[START Raw records]

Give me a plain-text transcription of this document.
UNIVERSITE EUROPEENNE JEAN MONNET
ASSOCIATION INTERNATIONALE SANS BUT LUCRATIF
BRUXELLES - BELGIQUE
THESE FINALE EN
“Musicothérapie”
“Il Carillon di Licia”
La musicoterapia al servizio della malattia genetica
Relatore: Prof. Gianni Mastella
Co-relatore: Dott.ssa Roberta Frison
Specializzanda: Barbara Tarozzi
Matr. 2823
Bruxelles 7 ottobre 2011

[END Raw records]

Short problem:
Every record above should be copied exactly.

Written reply:
Give me a plain-text transcription of this document.
UNIVERSITE EUROPEENNE JEAN MONNET
ASSOCIATION INTERNATIONALE SANS BUT LUCRATIF
BRUXELLES - BELGIQUE
THESE FINALE EN
“Musicothérapie”
“Il Carillon di Licia”
La musicoterapia al servizio della malattia genetica
Relatore: Prof. Gianni Mastella
Co-relatore: Dott.ssa Roberta Frison
Specializzanda: Barbara Tarozzi
Matr. 2823
Bruxelles 7 ottobre 2011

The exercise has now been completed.